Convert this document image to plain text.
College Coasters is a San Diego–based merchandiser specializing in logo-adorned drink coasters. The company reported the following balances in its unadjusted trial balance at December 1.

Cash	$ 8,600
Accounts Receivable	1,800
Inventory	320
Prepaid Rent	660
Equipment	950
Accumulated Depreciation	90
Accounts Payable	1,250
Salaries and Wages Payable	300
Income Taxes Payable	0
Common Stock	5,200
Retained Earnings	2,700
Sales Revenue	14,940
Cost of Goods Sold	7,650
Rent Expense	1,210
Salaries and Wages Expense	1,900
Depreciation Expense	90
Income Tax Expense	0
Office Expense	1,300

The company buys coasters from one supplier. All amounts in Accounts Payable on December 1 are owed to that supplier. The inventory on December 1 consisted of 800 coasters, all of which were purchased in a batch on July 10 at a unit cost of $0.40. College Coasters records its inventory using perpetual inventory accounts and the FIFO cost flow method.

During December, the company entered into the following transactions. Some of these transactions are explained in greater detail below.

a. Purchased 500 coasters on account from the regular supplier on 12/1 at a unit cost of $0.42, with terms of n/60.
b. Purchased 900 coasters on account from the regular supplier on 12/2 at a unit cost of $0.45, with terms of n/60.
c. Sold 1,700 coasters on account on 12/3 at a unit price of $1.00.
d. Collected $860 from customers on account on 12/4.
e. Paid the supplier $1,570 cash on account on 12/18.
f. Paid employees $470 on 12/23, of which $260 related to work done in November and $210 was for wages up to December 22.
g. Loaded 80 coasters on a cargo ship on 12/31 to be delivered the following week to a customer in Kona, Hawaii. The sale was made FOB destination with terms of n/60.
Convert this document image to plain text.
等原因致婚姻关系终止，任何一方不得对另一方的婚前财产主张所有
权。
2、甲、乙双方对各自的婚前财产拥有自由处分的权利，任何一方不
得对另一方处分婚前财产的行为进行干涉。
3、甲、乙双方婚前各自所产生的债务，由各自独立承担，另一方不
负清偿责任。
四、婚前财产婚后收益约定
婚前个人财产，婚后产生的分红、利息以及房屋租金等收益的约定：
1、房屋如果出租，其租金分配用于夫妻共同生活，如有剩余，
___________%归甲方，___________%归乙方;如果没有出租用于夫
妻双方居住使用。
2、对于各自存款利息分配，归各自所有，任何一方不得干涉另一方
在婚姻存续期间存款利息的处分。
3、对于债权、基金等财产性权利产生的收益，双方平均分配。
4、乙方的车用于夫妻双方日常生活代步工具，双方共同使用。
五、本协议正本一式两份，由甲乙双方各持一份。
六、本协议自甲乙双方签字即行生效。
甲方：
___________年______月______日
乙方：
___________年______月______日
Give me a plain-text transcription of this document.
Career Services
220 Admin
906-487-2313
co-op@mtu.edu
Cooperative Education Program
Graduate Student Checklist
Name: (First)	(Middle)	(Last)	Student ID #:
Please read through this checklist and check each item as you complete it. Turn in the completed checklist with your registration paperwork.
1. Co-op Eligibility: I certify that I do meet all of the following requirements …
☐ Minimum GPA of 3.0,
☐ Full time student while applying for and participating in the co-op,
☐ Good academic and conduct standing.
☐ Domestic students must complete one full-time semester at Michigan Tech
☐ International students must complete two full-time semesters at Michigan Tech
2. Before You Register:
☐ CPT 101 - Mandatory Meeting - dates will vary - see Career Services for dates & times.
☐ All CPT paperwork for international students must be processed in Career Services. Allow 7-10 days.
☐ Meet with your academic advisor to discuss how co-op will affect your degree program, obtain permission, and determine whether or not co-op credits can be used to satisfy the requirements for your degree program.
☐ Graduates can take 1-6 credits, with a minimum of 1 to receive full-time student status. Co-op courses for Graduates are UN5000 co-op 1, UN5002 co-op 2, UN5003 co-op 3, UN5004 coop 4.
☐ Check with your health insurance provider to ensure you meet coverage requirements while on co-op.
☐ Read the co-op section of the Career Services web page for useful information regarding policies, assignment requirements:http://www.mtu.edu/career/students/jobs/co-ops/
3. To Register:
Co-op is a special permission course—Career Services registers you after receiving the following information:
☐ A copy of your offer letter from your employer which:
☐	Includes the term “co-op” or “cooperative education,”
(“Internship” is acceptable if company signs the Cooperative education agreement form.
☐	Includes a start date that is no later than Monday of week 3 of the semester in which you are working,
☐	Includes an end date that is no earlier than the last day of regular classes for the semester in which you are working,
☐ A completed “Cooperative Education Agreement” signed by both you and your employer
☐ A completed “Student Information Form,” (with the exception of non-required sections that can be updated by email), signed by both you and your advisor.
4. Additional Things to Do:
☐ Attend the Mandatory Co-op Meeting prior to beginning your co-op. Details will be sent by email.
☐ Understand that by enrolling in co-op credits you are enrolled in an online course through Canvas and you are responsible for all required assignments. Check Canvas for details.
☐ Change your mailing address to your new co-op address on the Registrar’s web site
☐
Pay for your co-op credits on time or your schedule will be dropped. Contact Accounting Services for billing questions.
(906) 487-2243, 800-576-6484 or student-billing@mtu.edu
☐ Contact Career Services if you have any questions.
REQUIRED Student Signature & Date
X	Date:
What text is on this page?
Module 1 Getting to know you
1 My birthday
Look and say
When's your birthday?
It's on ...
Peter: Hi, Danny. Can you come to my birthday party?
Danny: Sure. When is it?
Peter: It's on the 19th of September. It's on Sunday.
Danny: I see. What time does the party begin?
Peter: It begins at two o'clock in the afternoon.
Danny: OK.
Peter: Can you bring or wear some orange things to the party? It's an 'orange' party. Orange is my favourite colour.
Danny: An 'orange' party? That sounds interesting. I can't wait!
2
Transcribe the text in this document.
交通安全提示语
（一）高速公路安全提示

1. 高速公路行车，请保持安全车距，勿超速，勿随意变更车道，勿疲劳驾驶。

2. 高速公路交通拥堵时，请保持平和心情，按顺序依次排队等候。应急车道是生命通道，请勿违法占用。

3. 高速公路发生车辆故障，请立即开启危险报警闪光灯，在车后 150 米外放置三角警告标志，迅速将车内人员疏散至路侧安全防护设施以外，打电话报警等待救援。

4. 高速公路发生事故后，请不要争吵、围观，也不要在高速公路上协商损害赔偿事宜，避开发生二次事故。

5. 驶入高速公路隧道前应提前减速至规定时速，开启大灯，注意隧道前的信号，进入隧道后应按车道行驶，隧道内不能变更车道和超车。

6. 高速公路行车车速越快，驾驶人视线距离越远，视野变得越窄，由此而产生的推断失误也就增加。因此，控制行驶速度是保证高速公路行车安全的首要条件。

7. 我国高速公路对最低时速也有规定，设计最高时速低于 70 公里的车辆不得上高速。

• [What you need to do] From the line containing "What text is on this page?" down to the last line, reproduce the records exactly. Include both ends.

• [Exercise result]
What text is on this page?
Module 1 Getting to know you
1 My birthday
Look and say
When's your birthday?
It's on ...
Peter: Hi, Danny. Can you come to my birthday party?
Danny: Sure. When is it?
Peter: It's on the 19th of September. It's on Sunday.
Danny: I see. What time does the party begin?
Peter: It begins at two o'clock in the afternoon.
Danny: OK.
Peter: Can you bring or wear some orange things to the party? It's an 'orange' party. Orange is my favourite colour.
Danny: An 'orange' party? That sounds interesting. I can't wait!
2
Transcribe the text in this document.
交通安全提示语
（一）高速公路安全提示

1. 高速公路行车，请保持安全车距，勿超速，勿随意变更车道，勿疲劳驾驶。

2. 高速公路交通拥堵时，请保持平和心情，按顺序依次排队等候。应急车道是生命通道，请勿违法占用。

3. 高速公路发生车辆故障，请立即开启危险报警闪光灯，在车后 150 米外放置三角警告标志，迅速将车内人员疏散至路侧安全防护设施以外，打电话报警等待救援。

4. 高速公路发生事故后，请不要争吵、围观，也不要在高速公路上协商损害赔偿事宜，避开发生二次事故。

5. 驶入高速公路隧道前应提前减速至规定时速，开启大灯，注意隧道前的信号，进入隧道后应按车道行驶，隧道内不能变更车道和超车。

6. 高速公路行车车速越快，驾驶人视线距离越远，视野变得越窄，由此而产生的推断失误也就增加。因此，控制行驶速度是保证高速公路行车安全的首要条件。

7. 我国高速公路对最低时速也有规定，设计最高时速低于 70 公里的车辆不得上高速。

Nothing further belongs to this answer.